[Data entries for graphics]
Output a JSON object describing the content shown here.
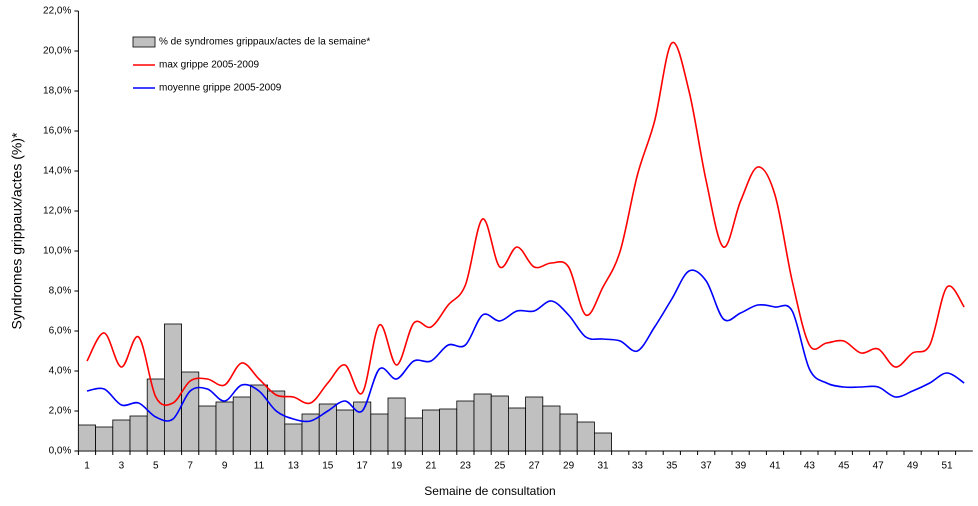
{
  "chart_data": {
    "type": "bar_line",
    "x_label": "Semaine de consultation",
    "y_label": "Syndromes grippaux/actes (%)*",
    "categories": [
      "1",
      null,
      "3",
      null,
      "5",
      null,
      "7",
      null,
      "9",
      null,
      "11",
      null,
      "13",
      null,
      "15",
      null,
      "17",
      null,
      "19",
      null,
      "21",
      null,
      "23",
      null,
      "25",
      null,
      "27",
      null,
      "29",
      null,
      "31",
      null,
      "33",
      null,
      "35",
      null,
      "37",
      null,
      "39",
      null,
      "41",
      null,
      "43",
      null,
      "45",
      null,
      "47",
      null,
      "49",
      null,
      "51",
      null
    ],
    "ylim": [
      0,
      22
    ],
    "yticks": [
      {
        "value": 0,
        "label": "0,0%"
      },
      {
        "value": 2,
        "label": "2,0%"
      },
      {
        "value": 4,
        "label": "4,0%"
      },
      {
        "value": 6,
        "label": "6,0%"
      },
      {
        "value": 8,
        "label": "8,0%"
      },
      {
        "value": 10,
        "label": "10,0%"
      },
      {
        "value": 12,
        "label": "12,0%"
      },
      {
        "value": 14,
        "label": "14,0%"
      },
      {
        "value": 16,
        "label": "16,0%"
      },
      {
        "value": 18,
        "label": "18,0%"
      },
      {
        "value": 20,
        "label": "20,0%"
      },
      {
        "value": 22,
        "label": "22,0%"
      }
    ],
    "series": [
      {
        "name": "% de syndromes grippaux/actes de la semaine*",
        "type": "bar",
        "color": "#c0c0c0",
        "values": [
          1.3,
          1.2,
          1.55,
          1.75,
          3.6,
          6.35,
          3.95,
          2.25,
          2.45,
          2.7,
          3.3,
          3.0,
          1.35,
          1.85,
          2.35,
          2.05,
          2.45,
          1.85,
          2.65,
          1.65,
          2.05,
          2.1,
          2.5,
          2.85,
          2.75,
          2.15,
          2.7,
          2.25,
          1.85,
          1.45,
          0.9,
          null,
          null,
          null,
          null,
          null,
          null,
          null,
          null,
          null,
          null,
          null,
          null,
          null,
          null,
          null,
          null,
          null,
          null,
          null,
          null,
          null
        ]
      },
      {
        "name": "max grippe 2005-2009",
        "type": "line",
        "color": "#ff0000",
        "values": [
          4.5,
          5.9,
          4.2,
          5.7,
          2.7,
          2.4,
          3.5,
          3.6,
          3.3,
          4.4,
          3.6,
          2.8,
          2.7,
          2.4,
          3.4,
          4.3,
          2.9,
          6.3,
          4.3,
          6.4,
          6.2,
          7.3,
          8.3,
          11.6,
          9.2,
          10.2,
          9.2,
          9.4,
          9.2,
          6.8,
          8.2,
          10.0,
          13.8,
          16.5,
          20.4,
          18.0,
          13.5,
          10.2,
          12.5,
          14.2,
          12.8,
          8.5,
          5.3,
          5.4,
          5.5,
          4.9,
          5.1,
          4.2,
          4.9,
          5.3,
          8.2,
          7.2
        ]
      },
      {
        "name": "moyenne grippe 2005-2009",
        "type": "line",
        "color": "#0000ff",
        "values": [
          3.0,
          3.1,
          2.3,
          2.4,
          1.7,
          1.6,
          3.0,
          3.1,
          2.5,
          3.3,
          3.0,
          2.0,
          1.6,
          1.5,
          2.0,
          2.5,
          2.0,
          4.1,
          3.6,
          4.5,
          4.5,
          5.3,
          5.3,
          6.8,
          6.5,
          7.0,
          7.0,
          7.5,
          6.8,
          5.7,
          5.6,
          5.5,
          5.0,
          6.2,
          7.6,
          9.0,
          8.5,
          6.6,
          6.9,
          7.3,
          7.2,
          7.0,
          4.1,
          3.4,
          3.2,
          3.2,
          3.2,
          2.7,
          3.0,
          3.4,
          3.9,
          3.4
        ]
      }
    ]
  }
}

SHORT TASK:
Copy the listing in full and without alteration, omitting every picture.

RESPONSE FOR THIS EXERCISE:
Output a JSON object describing the content shown here.
{
  "chart_data": {
    "type": "bar_line",
    "x_label": "Semaine de consultation",
    "y_label": "Syndromes grippaux/actes (%)*",
    "categories": [
      "1",
      null,
      "3",
      null,
      "5",
      null,
      "7",
      null,
      "9",
      null,
      "11",
      null,
      "13",
      null,
      "15",
      null,
      "17",
      null,
      "19",
      null,
      "21",
      null,
      "23",
      null,
      "25",
      null,
      "27",
      null,
      "29",
      null,
      "31",
      null,
      "33",
      null,
      "35",
      null,
      "37",
      null,
      "39",
      null,
      "41",
      null,
      "43",
      null,
      "45",
      null,
      "47",
      null,
      "49",
      null,
      "51",
      null
    ],
    "ylim": [
      0,
      22
    ],
    "yticks": [
      {
        "value": 0,
        "label": "0,0%"
      },
      {
        "value": 2,
        "label": "2,0%"
      },
      {
        "value": 4,
        "label": "4,0%"
      },
      {
        "value": 6,
        "label": "6,0%"
      },
      {
        "value": 8,
        "label": "8,0%"
      },
      {
        "value": 10,
        "label": "10,0%"
      },
      {
        "value": 12,
        "label": "12,0%"
      },
      {
        "value": 14,
        "label": "14,0%"
      },
      {
        "value": 16,
        "label": "16,0%"
      },
      {
        "value": 18,
        "label": "18,0%"
      },
      {
        "value": 20,
        "label": "20,0%"
      },
      {
        "value": 22,
        "label": "22,0%"
      }
    ],
    "series": [
      {
        "name": "% de syndromes grippaux/actes de la semaine*",
        "type": "bar",
        "color": "#c0c0c0",
        "values": [
          1.3,
          1.2,
          1.55,
          1.75,
          3.6,
          6.35,
          3.95,
          2.25,
          2.45,
          2.7,
          3.3,
          3.0,
          1.35,
          1.85,
          2.35,
          2.05,
          2.45,
          1.85,
          2.65,
          1.65,
          2.05,
          2.1,
          2.5,
          2.85,
          2.75,
          2.15,
          2.7,
          2.25,
          1.85,
          1.45,
          0.9,
          null,
          null,
          null,
          null,
          null,
          null,
          null,
          null,
          null,
          null,
          null,
          null,
          null,
          null,
          null,
          null,
          null,
          null,
          null,
          null,
          null
        ]
      },
      {
        "name": "max grippe 2005-2009",
        "type": "line",
        "color": "#ff0000",
        "values": [
          4.5,
          5.9,
          4.2,
          5.7,
          2.7,
          2.4,
          3.5,
          3.6,
          3.3,
          4.4,
          3.6,
          2.8,
          2.7,
          2.4,
          3.4,
          4.3,
          2.9,
          6.3,
          4.3,
          6.4,
          6.2,
          7.3,
          8.3,
          11.6,
          9.2,
          10.2,
          9.2,
          9.4,
          9.2,
          6.8,
          8.2,
          10.0,
          13.8,
          16.5,
          20.4,
          18.0,
          13.5,
          10.2,
          12.5,
          14.2,
          12.8,
          8.5,
          5.3,
          5.4,
          5.5,
          4.9,
          5.1,
          4.2,
          4.9,
          5.3,
          8.2,
          7.2
        ]
      },
      {
        "name": "moyenne grippe 2005-2009",
        "type": "line",
        "color": "#0000ff",
        "values": [
          3.0,
          3.1,
          2.3,
          2.4,
          1.7,
          1.6,
          3.0,
          3.1,
          2.5,
          3.3,
          3.0,
          2.0,
          1.6,
          1.5,
          2.0,
          2.5,
          2.0,
          4.1,
          3.6,
          4.5,
          4.5,
          5.3,
          5.3,
          6.8,
          6.5,
          7.0,
          7.0,
          7.5,
          6.8,
          5.7,
          5.6,
          5.5,
          5.0,
          6.2,
          7.6,
          9.0,
          8.5,
          6.6,
          6.9,
          7.3,
          7.2,
          7.0,
          4.1,
          3.4,
          3.2,
          3.2,
          3.2,
          2.7,
          3.0,
          3.4,
          3.9,
          3.4
        ]
      }
    ]
  }
}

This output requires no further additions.